(begin)

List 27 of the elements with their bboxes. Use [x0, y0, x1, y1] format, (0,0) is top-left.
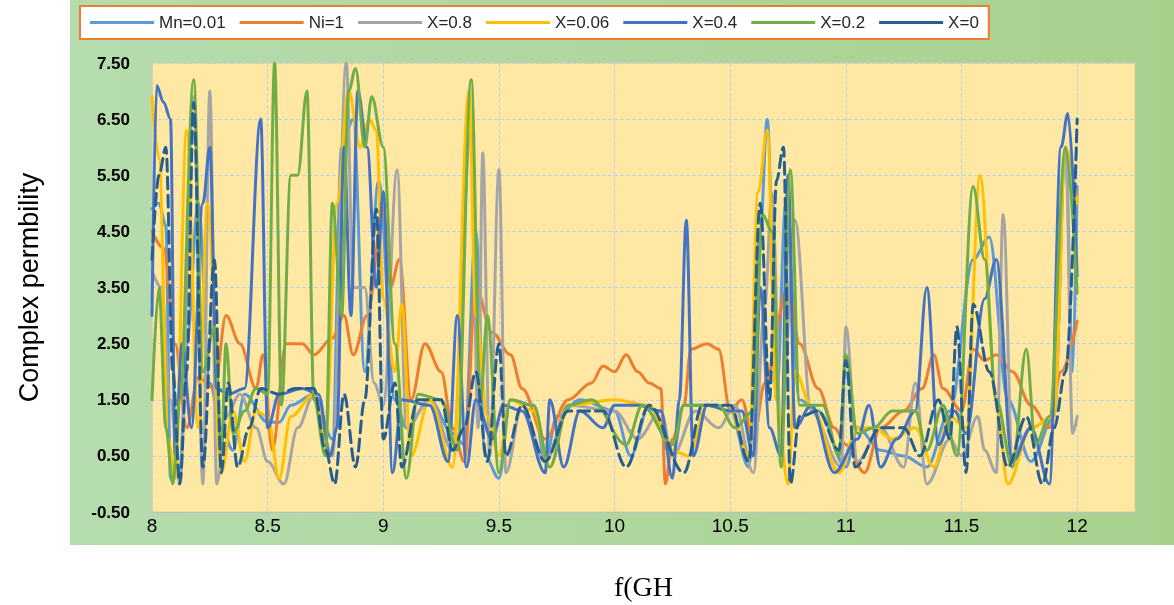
x-tick-label: 8.5: [254, 515, 281, 536]
x-axis-title: f(GH: [613, 570, 674, 602]
x-tick-label: 8: [146, 515, 158, 536]
legend-label: Mn=0.01: [159, 13, 226, 32]
y-tick-label: 0.50: [96, 446, 130, 466]
x-tick-label: 10.5: [711, 515, 749, 536]
y-tick-label: 6.50: [96, 109, 130, 129]
y-tick-label: 7.50: [96, 53, 130, 73]
legend-label: X=0.8: [427, 13, 472, 32]
x-tick-label: 10: [604, 515, 626, 536]
legend-label: X=0.4: [692, 13, 738, 32]
x-tick-label: 12: [1066, 515, 1088, 536]
y-tick-label: 2.50: [96, 334, 130, 354]
y-tick-label: 4.50: [96, 221, 130, 241]
x-tick-label: 9: [378, 515, 389, 536]
legend-label: X=0: [948, 13, 979, 32]
y-tick-label: -0.50: [91, 502, 130, 522]
y-tick-label: 3.50: [96, 278, 130, 297]
legend-label: X=0.2: [820, 13, 866, 32]
legend-label: Ni=1: [308, 13, 345, 32]
y-axis-title: Complex permbility: [13, 172, 44, 403]
y-tick-label: 5.50: [96, 165, 130, 185]
x-tick-label: 9.5: [485, 515, 513, 536]
x-tick-label: 11.5: [943, 515, 980, 536]
x-tick-label: 11: [836, 515, 856, 536]
y-tick-label: 1.50: [96, 390, 130, 410]
legend-label: X=0.06: [554, 13, 610, 32]
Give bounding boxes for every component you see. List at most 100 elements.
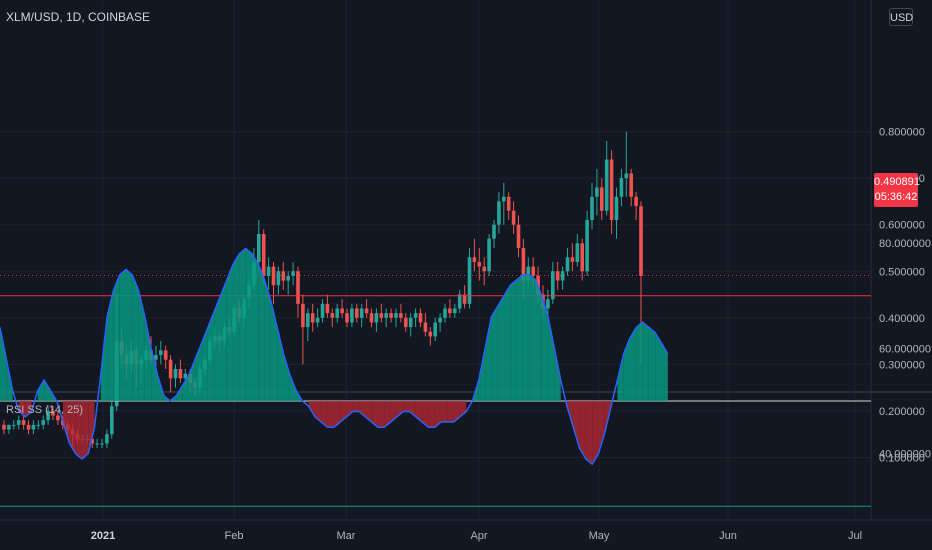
rsi-pane[interactable] — [0, 247, 871, 507]
rsi-fill-segment — [182, 374, 189, 401]
candle-body — [178, 369, 183, 379]
rsi-fill-segment — [327, 401, 334, 428]
candle-body — [639, 206, 643, 276]
price-tick-label: 0.500000 — [879, 266, 925, 278]
rsi-fill-segment — [0, 327, 7, 401]
rsi-fill-segment — [333, 401, 341, 428]
candle — [276, 266, 281, 295]
rsi-fill-segment — [264, 280, 271, 401]
candle — [467, 247, 472, 309]
candle-body — [423, 322, 428, 332]
candle-body — [105, 434, 109, 444]
candle — [266, 257, 271, 290]
symbol-title[interactable]: XLM/USD, 1D, COINBASE — [6, 10, 151, 24]
candle-body — [433, 322, 437, 337]
candle — [408, 313, 413, 337]
candle — [301, 294, 305, 365]
candle-body — [580, 243, 584, 272]
price-tick-label: 0.200000 — [879, 406, 925, 418]
candlestick-series[interactable] — [2, 131, 643, 449]
candle — [41, 415, 45, 430]
rsi-fill-segment — [592, 401, 599, 465]
candle — [100, 438, 104, 449]
time-tick-label: Jun — [719, 530, 737, 542]
candle — [271, 261, 276, 304]
candle — [2, 420, 6, 435]
rsi-fill-segment — [504, 285, 511, 401]
candle — [590, 182, 594, 230]
candle — [7, 424, 11, 435]
candle-body — [110, 406, 114, 435]
rsi-fill-segment — [63, 401, 70, 444]
rsi-fill-segment — [315, 401, 322, 423]
rsi-fill-segment — [270, 301, 278, 401]
candle-body — [281, 271, 286, 281]
candle-body — [51, 410, 55, 416]
rsi-fill-segment — [201, 327, 208, 401]
rsi-fill-segment — [340, 401, 347, 423]
rsi-fill-segment — [529, 274, 536, 401]
rsi-fill-segment — [359, 401, 366, 417]
rsi-fill-segment — [151, 348, 158, 401]
candle-body — [457, 294, 462, 309]
candle — [506, 192, 511, 221]
rsi-fill-segment — [453, 401, 460, 423]
currency-button[interactable]: USD — [889, 8, 913, 26]
rsi-fill-segment — [258, 264, 265, 401]
candle-body — [168, 359, 173, 379]
candle — [364, 299, 369, 318]
rsi-fill-segment — [390, 401, 397, 423]
countdown-timer: 05:36:42 — [874, 191, 918, 203]
candle-body — [482, 266, 486, 272]
candle-body — [526, 266, 531, 281]
candle — [26, 420, 31, 435]
candle-body — [12, 424, 16, 426]
rsi-fill-segment — [37, 379, 45, 401]
rsi-fill-segment — [189, 358, 196, 401]
rsi-fill-segment — [289, 374, 297, 401]
rsi-fill-segment — [661, 343, 668, 401]
candle-body — [506, 196, 511, 211]
candle-body — [448, 308, 452, 314]
rsi-fill-segment — [554, 348, 561, 401]
candle-body — [399, 313, 403, 318]
candle-body — [418, 313, 423, 323]
rsi-fill-segment — [352, 401, 360, 412]
candle-body — [56, 415, 60, 421]
candle-body — [286, 275, 290, 281]
candle — [21, 415, 26, 430]
candle-body — [619, 178, 624, 197]
candle — [320, 299, 325, 323]
candle-body — [497, 201, 501, 225]
candle — [296, 266, 300, 318]
candle — [306, 308, 310, 342]
candle — [477, 247, 482, 281]
candle-body — [350, 308, 354, 323]
rsi-fill-segment — [88, 401, 95, 454]
rsi-fill-segment — [207, 311, 215, 401]
candle-body — [330, 313, 335, 318]
candle — [325, 294, 330, 318]
rsi-fill-segment — [283, 353, 290, 401]
candle — [600, 178, 604, 221]
candle-body — [531, 266, 535, 276]
rsi-indicator-title[interactable]: RSI SS (14, 25) — [6, 404, 84, 416]
candle — [399, 303, 403, 323]
candle — [413, 308, 418, 328]
candle — [570, 243, 575, 272]
rsi-fill-segment — [415, 401, 423, 423]
candle-body — [634, 196, 638, 207]
candle — [609, 150, 614, 235]
rsi-fill-segment — [485, 316, 492, 401]
candle — [516, 215, 521, 258]
candle — [487, 234, 491, 276]
candle — [560, 266, 565, 290]
candle — [12, 420, 16, 430]
rsi-fill-segment — [434, 401, 441, 428]
candle — [546, 289, 550, 318]
rsi-fill-segment — [648, 327, 656, 401]
candle-body — [266, 266, 271, 276]
candle — [359, 303, 364, 328]
rsi-fill-segment — [113, 274, 120, 401]
candle-body — [565, 257, 570, 272]
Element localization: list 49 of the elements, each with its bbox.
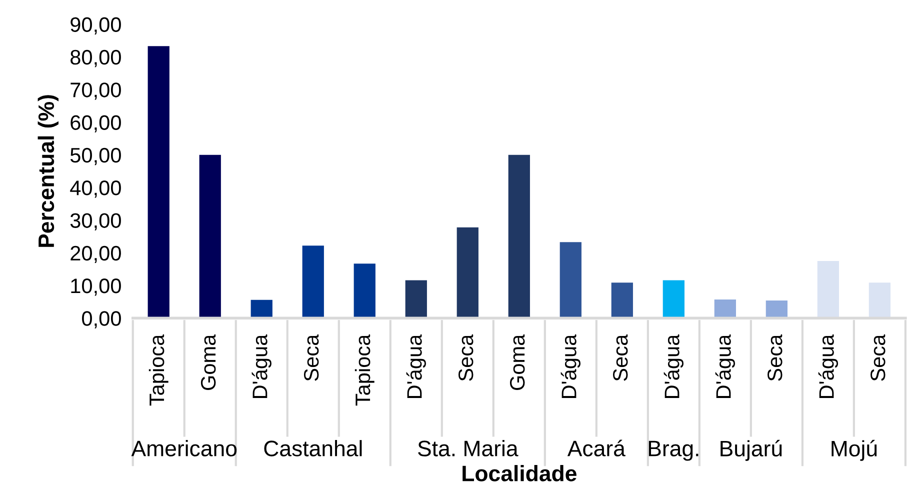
x-tick-label: Seca xyxy=(613,334,628,381)
x-tick-label: Tapioca xyxy=(354,334,374,406)
y-axis-title: Percentual (%) xyxy=(38,95,59,247)
y-tick-label: 40,00 xyxy=(70,180,121,198)
x-tick-label: D'água xyxy=(664,334,684,398)
bar xyxy=(250,300,272,318)
bar xyxy=(560,242,582,318)
y-tick-label: 80,00 xyxy=(70,50,121,68)
bar xyxy=(611,282,633,318)
text: Acará xyxy=(567,440,626,456)
x-tick-label: Seca xyxy=(304,334,319,381)
y-tick-label: 0,00 xyxy=(82,311,121,328)
x-tick-label: D'água xyxy=(406,334,426,398)
bar xyxy=(662,280,684,318)
y-tick-label: 30,00 xyxy=(70,213,121,230)
y-tick-label: 10,00 xyxy=(71,278,121,296)
x-tick-label: D'água xyxy=(252,334,272,398)
bar xyxy=(456,227,478,318)
x-tick-label: Goma xyxy=(200,334,216,390)
x-tick-label: D'água xyxy=(715,334,736,398)
text: Bujarú xyxy=(720,440,782,461)
y-tick-label: 90,00 xyxy=(70,17,121,34)
text: Sta. Maria xyxy=(418,440,518,456)
bar xyxy=(868,282,891,318)
x-tick-label: Goma xyxy=(510,334,525,390)
y-tick-label: 20,00 xyxy=(70,246,121,264)
y-tick-label: 70,00 xyxy=(70,82,121,100)
bar xyxy=(714,300,736,318)
bar xyxy=(766,300,788,318)
bar xyxy=(405,280,427,318)
bar xyxy=(817,261,840,318)
bar xyxy=(199,154,221,318)
x-tick-label: Seca xyxy=(458,334,474,381)
y-tick-label: 60,00 xyxy=(70,115,121,132)
bar xyxy=(354,264,376,318)
x-tick-label: Seca xyxy=(768,334,782,381)
text: Americano xyxy=(131,440,237,456)
x-tick-label: D'água xyxy=(560,334,580,398)
bar xyxy=(508,154,530,318)
text: Castanhal xyxy=(264,440,362,456)
bar xyxy=(302,246,324,318)
y-tick-label: 50,00 xyxy=(70,148,121,166)
x-axis-title: Localidade xyxy=(462,465,576,482)
x-tick-label: D'água xyxy=(818,334,838,398)
text: Mojú xyxy=(832,440,877,461)
bar xyxy=(148,46,170,318)
x-tick-label: Seca xyxy=(870,334,886,381)
text: Brag. xyxy=(648,440,698,461)
x-tick-label: Tapioca xyxy=(148,334,168,406)
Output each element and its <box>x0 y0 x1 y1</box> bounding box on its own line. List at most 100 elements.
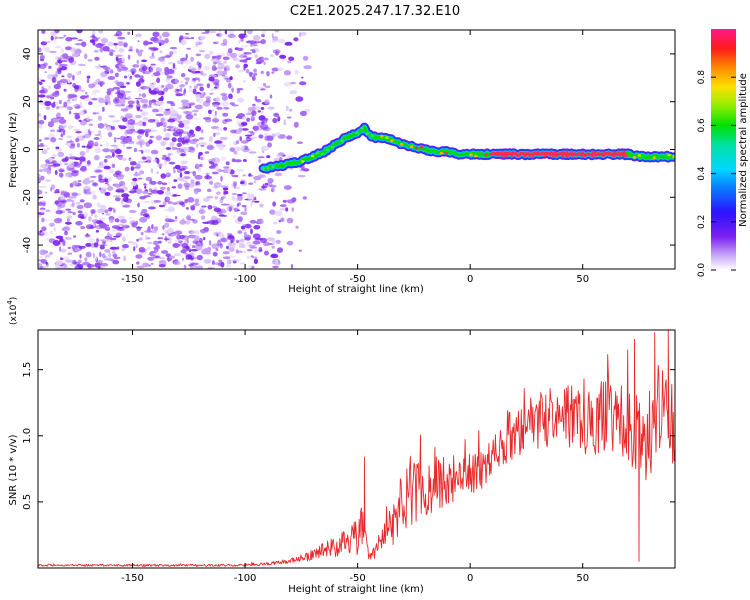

(end)

■ **REQUEST**
Put the part of the material that opens with the line containing "rsi-pane[interactable] — [0, 247, 871, 507]" and closes with the line containing "candle-body — [110, 406, 114, 435]" into a numbered list, leaving out any blank lines.

■ **CORRECT ANSWER**
1. rsi-pane[interactable] — [0, 247, 871, 507]
2. rsi-fill-segment — [182, 374, 189, 401]
3. candle-body — [178, 369, 183, 379]
4. rsi-fill-segment — [327, 401, 334, 428]
5. candle-body — [639, 206, 643, 276]
6. price-tick-label: 0.500000 — [879, 266, 925, 278]
7. rsi-fill-segment — [0, 327, 7, 401]
8. rsi-fill-segment — [333, 401, 341, 428]
9. candle — [276, 266, 281, 295]
10. rsi-fill-segment — [264, 280, 271, 401]
11. candle — [467, 247, 472, 309]
12. candle-body — [423, 322, 428, 332]
13. candle-body — [105, 434, 109, 444]
14. candle — [266, 257, 271, 290]
15. symbol-title[interactable]: XLM/USD, 1D, COINBASE — [6, 10, 151, 24]
16. candle-body — [433, 322, 437, 337]
17. candle — [408, 313, 413, 337]
18. candle — [301, 294, 305, 365]
19. candle-body — [580, 243, 584, 272]
20. price-tick-label: 0.200000 — [879, 406, 925, 418]
21. candlestick-series[interactable] — [2, 131, 643, 449]
22. candle — [41, 415, 45, 430]
23. rsi-fill-segment — [592, 401, 599, 465]
24. candle — [100, 438, 104, 449]
25. time-tick-label: Jun — [719, 530, 737, 542]
26. candle — [271, 261, 276, 304]
27. candle — [2, 420, 6, 435]
28. rsi-fill-segment — [504, 285, 511, 401]
29. candle — [590, 182, 594, 230]
30. candle — [7, 424, 11, 435]
31. candle-body — [110, 406, 114, 435]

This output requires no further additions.